递归与分治策略:Strassen矩阵乘法

辅助函数

为了便于代码的编写,以及在函数参数中传二维数组的方便,写了以下三个辅助函数。

//数组寻址辅助函数
int& GetArrayVal( int* pMatrix, int nCol, int i, int j )
{
	return *( pMatrix + i * nCol + j);
}

//创建矩阵
void CreateMatrix( int** pMatrix, int nRow, int nCol )
{
	*pMatrix = new int[nRow*nCol];
	memset( *pMatrix, 0, sizeof(int*)*nRow*nCol );

	
	for( int i = 0; i < nRow; ++i )
	{
		for( int j = 0; j < nCol; ++j )
		{
			GetArrayVal( *pMatrix, nCol, i, j ) = rand() % 5;
		}
	}
}

//销毁矩阵
void DeleteMatrix( int** pMatrix )
{
	if ( NULL != *pMatrix )

数据条目:
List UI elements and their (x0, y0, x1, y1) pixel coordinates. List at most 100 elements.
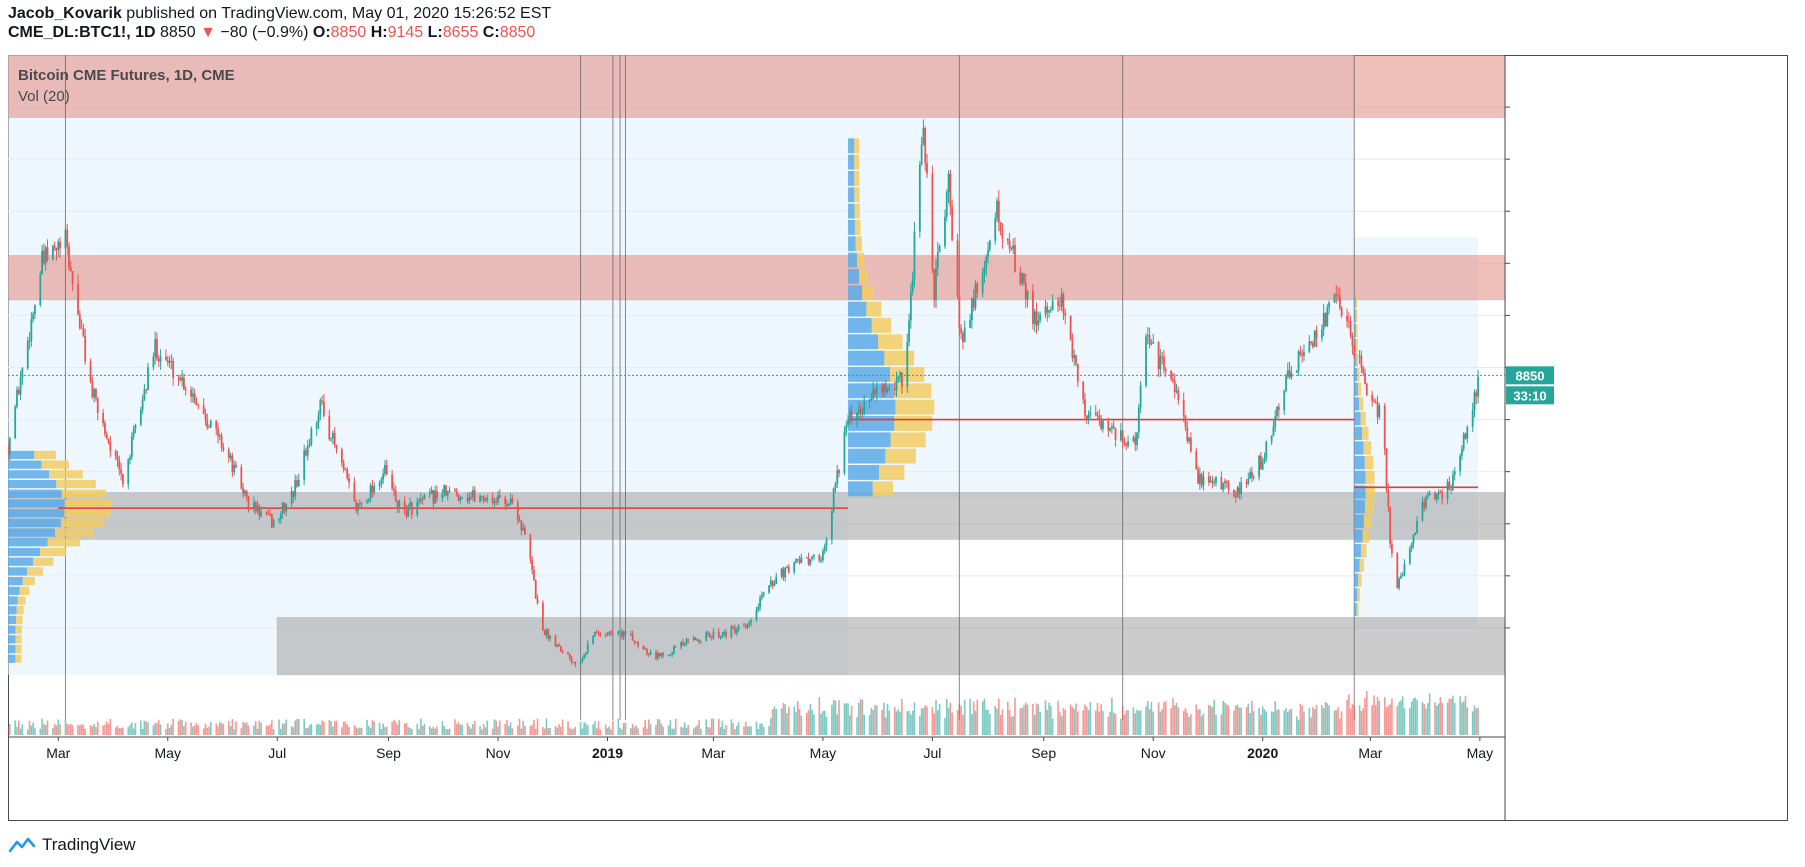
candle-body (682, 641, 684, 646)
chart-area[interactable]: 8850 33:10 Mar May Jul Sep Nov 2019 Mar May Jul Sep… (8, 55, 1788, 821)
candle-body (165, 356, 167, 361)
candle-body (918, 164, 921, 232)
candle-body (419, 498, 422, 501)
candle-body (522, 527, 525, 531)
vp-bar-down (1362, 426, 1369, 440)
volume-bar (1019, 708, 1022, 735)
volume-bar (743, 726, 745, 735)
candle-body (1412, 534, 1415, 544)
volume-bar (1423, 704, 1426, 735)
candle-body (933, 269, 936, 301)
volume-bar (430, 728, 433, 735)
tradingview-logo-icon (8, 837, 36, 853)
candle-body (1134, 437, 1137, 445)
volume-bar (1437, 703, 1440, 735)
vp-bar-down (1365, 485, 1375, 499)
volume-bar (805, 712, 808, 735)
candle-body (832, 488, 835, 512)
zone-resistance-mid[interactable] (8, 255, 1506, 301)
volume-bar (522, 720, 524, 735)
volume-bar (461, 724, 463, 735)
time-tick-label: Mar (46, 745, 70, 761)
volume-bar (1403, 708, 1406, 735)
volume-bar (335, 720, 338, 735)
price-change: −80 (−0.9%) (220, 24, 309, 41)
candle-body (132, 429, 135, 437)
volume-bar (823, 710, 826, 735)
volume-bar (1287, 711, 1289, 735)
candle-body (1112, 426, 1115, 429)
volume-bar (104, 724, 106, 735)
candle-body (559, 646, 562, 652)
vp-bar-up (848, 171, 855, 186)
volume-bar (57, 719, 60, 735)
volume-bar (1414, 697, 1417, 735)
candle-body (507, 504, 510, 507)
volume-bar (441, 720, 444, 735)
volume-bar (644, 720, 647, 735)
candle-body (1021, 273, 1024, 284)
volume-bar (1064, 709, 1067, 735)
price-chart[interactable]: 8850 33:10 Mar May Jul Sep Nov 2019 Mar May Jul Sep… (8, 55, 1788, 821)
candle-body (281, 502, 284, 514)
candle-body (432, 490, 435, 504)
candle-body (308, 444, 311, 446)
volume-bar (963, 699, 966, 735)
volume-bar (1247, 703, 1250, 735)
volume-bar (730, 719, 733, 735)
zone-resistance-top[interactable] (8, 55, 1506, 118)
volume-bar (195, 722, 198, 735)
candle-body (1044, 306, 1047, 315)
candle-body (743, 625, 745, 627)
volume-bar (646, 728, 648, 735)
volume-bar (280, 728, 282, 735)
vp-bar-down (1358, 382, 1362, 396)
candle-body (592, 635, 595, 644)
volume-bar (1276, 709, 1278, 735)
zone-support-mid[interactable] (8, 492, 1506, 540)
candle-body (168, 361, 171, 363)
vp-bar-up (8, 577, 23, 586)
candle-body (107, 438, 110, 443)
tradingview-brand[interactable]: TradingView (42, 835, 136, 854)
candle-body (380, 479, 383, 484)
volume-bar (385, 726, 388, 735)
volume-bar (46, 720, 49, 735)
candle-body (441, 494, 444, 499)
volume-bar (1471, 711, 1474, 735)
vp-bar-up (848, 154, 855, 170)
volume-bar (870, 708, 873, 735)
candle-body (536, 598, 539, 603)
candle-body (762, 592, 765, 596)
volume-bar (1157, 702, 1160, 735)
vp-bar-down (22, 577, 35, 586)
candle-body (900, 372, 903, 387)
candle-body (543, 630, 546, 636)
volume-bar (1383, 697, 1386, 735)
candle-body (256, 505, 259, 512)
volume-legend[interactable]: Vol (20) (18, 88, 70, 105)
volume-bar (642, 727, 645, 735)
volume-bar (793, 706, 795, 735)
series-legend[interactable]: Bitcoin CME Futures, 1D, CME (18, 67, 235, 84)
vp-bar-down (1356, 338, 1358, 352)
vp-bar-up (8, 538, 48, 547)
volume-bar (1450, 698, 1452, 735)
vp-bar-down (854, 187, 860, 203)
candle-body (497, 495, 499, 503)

书面任务 1: 把Strassen矩阵乘法页面中的“为了便于代码的编写,以及在函数参数中传二维数组的方便,写了以下三个辅助函数。”这句话译成英文。
书面任务 2: 请将页面文本中从“for( int i = 0;”一直到“NULL != *pMatrix )”的这部分内容一字不差地重新写出。

完整答案 1: To make the code easier to write and to make it convenient to pass two-dimensional arrays as function parameters, the following three helper functions were written.

完整答案 2:
for( int i = 0; i < nRow; ++i )
	{
		for( int j = 0; j < nCol; ++j )
		{
			GetArrayVal( *pMatrix, nCol, i, j ) = rand() % 5;
		}
	}
}

//销毁矩阵
void DeleteMatrix( int** pMatrix )
{
	if ( NULL != *pMatrix )